▶ [Aim of the exercise] Please set down all the lines beneath this one exactly, without the pictures.

--- BEGIN Data lines ---

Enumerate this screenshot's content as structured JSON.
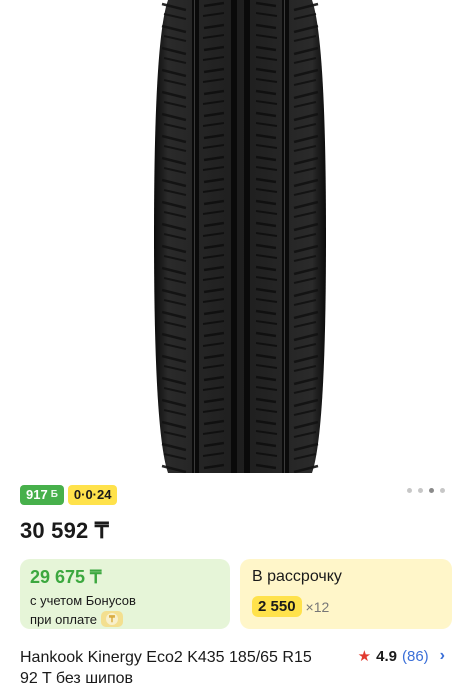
{
  "gallery": {
    "image_alt_icon": "tire-image",
    "dots": 4,
    "active_dot": 3
  },
  "badges": {
    "bonus_value": "917",
    "bonus_icon": "Б",
    "installment_plan": "0·0·24"
  },
  "price": "30 592 ₸",
  "bonus_card": {
    "price": "29 675 ₸",
    "line1": "с учетом Бонусов",
    "line2": "при оплате",
    "pay_icon": "₸"
  },
  "installment_card": {
    "title": "В рассрочку",
    "amount": "2 550",
    "multiplier": "×12"
  },
  "product": {
    "title": "Hankook Kinergy Eco2 K435 185/65 R15 92 T без шипов"
  },
  "rating": {
    "value": "4.9",
    "count": "(86)"
  },
  "colors": {
    "bonus_green": "#47b04b",
    "installment_yellow": "#ffe24b",
    "link_blue": "#3a6fd8",
    "star_red": "#e23b30"
  }
}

--- END Data lines ---

▶ [Answer to the exercise]
Enumerate this screenshot's content as structured JSON.
{
  "gallery": {
    "image_alt_icon": "tire-image",
    "dots": 4,
    "active_dot": 3
  },
  "badges": {
    "bonus_value": "917",
    "bonus_icon": "Б",
    "installment_plan": "0·0·24"
  },
  "price": "30 592 ₸",
  "bonus_card": {
    "price": "29 675 ₸",
    "line1": "с учетом Бонусов",
    "line2": "при оплате",
    "pay_icon": "₸"
  },
  "installment_card": {
    "title": "В рассрочку",
    "amount": "2 550",
    "multiplier": "×12"
  },
  "product": {
    "title": "Hankook Kinergy Eco2 K435 185/65 R15 92 T без шипов"
  },
  "rating": {
    "value": "4.9",
    "count": "(86)"
  },
  "colors": {
    "bonus_green": "#47b04b",
    "installment_yellow": "#ffe24b",
    "link_blue": "#3a6fd8",
    "star_red": "#e23b30"
  }
}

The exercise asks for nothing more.